Exercise goal:
Show all lines from the listing below that contain "competition".

Supplied records:
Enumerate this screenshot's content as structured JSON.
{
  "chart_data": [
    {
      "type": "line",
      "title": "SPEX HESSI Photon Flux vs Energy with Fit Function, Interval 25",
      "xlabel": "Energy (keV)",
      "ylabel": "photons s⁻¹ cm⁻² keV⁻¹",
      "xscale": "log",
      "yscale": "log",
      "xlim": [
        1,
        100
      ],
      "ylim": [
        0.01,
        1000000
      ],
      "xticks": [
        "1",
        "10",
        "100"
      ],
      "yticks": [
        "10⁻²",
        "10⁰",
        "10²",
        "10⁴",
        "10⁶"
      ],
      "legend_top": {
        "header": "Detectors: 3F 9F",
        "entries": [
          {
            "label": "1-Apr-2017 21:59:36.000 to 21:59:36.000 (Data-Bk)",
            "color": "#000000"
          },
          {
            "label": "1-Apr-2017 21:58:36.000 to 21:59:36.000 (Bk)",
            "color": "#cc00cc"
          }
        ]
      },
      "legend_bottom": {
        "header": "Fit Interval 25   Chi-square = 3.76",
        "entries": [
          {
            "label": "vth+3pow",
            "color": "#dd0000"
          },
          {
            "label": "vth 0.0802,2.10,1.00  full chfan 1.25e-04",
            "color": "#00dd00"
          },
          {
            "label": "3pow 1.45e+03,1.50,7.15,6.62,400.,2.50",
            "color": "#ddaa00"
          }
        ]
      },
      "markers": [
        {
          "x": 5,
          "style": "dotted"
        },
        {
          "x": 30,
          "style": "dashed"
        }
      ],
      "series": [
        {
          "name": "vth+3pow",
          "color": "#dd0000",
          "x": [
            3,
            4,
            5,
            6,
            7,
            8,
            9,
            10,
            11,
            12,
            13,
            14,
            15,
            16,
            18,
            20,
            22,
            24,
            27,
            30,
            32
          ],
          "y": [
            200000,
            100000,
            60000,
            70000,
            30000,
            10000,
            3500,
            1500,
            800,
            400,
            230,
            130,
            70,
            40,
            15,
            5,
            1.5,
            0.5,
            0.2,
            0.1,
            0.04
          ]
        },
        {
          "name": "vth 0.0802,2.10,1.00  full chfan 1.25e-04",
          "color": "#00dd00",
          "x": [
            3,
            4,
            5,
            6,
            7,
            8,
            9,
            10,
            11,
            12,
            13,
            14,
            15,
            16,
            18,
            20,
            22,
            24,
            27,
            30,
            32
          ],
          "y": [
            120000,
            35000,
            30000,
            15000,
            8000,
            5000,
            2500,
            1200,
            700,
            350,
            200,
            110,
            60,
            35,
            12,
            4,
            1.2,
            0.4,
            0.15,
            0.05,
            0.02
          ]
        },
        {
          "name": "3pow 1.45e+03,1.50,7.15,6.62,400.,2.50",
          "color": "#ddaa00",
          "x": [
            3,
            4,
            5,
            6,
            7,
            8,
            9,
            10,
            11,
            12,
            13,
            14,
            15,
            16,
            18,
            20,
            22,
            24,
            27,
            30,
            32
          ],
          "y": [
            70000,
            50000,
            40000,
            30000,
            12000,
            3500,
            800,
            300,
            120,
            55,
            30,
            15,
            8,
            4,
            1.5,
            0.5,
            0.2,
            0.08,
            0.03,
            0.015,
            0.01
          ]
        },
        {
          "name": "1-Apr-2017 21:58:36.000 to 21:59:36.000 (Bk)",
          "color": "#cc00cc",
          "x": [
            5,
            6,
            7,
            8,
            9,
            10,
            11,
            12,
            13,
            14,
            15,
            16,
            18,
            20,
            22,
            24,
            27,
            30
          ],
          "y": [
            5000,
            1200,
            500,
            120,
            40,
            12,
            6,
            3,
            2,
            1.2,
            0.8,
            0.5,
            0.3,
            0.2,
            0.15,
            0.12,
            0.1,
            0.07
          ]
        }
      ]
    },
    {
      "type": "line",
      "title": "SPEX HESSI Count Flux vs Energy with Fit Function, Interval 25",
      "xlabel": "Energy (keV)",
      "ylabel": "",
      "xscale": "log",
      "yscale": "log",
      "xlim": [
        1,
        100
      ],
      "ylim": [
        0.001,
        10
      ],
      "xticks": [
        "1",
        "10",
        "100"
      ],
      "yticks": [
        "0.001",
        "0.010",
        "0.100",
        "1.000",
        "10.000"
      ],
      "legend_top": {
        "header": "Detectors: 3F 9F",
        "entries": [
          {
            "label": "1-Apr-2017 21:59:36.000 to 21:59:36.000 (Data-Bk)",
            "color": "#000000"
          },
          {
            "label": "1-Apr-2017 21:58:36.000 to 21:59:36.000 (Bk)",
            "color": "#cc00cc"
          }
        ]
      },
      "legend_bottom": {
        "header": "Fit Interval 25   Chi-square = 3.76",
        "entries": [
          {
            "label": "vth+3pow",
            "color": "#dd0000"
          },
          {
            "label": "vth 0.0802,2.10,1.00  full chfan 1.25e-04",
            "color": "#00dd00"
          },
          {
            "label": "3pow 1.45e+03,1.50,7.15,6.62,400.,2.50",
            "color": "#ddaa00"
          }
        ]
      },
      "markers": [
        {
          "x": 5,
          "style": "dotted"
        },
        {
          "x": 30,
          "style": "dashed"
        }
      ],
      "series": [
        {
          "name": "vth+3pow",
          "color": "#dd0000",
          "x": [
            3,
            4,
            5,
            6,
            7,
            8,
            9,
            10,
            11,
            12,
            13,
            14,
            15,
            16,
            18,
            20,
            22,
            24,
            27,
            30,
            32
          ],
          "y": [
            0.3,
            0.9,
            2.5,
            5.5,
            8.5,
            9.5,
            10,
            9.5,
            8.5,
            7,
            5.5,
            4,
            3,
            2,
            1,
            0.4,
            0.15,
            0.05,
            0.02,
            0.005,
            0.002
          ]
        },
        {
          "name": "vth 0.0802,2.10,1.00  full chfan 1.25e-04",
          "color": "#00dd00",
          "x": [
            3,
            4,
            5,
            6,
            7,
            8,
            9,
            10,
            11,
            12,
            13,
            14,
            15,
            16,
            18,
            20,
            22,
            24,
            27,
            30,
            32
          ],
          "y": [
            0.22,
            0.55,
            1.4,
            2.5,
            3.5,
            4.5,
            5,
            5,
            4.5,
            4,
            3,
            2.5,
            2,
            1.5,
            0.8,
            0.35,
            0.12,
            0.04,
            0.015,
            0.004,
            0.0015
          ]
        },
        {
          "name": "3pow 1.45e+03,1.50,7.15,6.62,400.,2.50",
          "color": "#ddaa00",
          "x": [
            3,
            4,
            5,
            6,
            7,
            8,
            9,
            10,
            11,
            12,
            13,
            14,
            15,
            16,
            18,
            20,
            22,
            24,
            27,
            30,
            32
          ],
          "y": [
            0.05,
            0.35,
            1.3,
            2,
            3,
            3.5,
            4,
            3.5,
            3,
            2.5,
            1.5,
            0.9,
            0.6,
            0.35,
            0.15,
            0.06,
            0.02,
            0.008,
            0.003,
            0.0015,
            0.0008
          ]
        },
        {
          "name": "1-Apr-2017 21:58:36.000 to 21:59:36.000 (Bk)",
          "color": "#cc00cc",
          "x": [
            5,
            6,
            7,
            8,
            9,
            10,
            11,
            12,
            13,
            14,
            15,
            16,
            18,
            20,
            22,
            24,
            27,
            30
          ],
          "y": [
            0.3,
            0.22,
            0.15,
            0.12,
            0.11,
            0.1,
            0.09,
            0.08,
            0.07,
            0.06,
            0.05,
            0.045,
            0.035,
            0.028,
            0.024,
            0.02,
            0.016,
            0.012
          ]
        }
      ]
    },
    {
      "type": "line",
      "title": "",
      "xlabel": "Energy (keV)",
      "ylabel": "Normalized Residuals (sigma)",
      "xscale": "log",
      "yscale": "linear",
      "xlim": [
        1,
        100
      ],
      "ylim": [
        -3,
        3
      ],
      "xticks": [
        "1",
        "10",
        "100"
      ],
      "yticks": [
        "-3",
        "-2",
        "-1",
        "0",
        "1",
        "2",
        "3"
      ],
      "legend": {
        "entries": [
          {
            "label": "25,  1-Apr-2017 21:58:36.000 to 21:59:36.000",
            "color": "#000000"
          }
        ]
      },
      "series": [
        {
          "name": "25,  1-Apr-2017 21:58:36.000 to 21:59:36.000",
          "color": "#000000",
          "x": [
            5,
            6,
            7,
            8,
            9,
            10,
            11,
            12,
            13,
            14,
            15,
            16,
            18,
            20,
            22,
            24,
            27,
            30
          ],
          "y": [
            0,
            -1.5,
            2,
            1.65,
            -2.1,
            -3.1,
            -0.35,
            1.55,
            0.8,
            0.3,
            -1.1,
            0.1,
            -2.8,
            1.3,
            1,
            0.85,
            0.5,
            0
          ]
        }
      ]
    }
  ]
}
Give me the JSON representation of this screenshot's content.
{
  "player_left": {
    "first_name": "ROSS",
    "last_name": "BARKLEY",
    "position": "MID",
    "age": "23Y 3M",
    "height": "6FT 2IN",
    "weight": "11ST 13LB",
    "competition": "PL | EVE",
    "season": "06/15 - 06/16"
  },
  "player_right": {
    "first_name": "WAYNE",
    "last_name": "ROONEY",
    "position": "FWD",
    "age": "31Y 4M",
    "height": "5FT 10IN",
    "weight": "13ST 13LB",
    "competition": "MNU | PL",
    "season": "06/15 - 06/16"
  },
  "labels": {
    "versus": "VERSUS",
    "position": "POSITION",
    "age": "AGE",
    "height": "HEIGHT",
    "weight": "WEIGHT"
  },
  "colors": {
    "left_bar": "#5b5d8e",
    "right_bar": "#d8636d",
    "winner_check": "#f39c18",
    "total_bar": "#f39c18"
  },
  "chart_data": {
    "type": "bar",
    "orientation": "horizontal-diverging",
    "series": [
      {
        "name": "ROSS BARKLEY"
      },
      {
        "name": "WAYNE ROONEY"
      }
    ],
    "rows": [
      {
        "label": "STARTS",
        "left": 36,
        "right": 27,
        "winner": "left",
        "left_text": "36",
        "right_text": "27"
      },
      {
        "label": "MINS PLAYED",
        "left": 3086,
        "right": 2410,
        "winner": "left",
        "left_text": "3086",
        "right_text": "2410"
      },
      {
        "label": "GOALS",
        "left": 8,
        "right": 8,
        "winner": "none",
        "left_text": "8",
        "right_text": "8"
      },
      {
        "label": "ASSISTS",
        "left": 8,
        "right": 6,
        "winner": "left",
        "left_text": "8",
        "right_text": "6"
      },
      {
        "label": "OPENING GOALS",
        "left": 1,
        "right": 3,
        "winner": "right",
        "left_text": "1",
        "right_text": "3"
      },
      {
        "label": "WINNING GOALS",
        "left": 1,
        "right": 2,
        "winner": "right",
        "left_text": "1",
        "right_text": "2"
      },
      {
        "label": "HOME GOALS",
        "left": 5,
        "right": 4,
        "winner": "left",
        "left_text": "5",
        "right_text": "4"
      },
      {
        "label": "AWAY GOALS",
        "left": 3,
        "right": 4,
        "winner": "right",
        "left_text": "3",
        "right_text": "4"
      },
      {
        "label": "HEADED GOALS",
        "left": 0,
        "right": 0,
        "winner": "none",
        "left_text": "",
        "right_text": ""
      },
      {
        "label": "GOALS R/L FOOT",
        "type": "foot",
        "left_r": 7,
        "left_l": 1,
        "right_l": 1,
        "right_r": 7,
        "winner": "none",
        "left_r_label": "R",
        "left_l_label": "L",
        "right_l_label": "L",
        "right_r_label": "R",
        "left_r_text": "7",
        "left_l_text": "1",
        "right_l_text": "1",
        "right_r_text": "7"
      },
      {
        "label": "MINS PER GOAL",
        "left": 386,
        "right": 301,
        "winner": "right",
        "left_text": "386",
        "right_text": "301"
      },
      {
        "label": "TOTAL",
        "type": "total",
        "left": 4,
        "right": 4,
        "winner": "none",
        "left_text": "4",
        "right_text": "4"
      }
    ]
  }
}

Solution to this problem:
    "competition": "PL | EVE",
    "competition": "MNU | PL",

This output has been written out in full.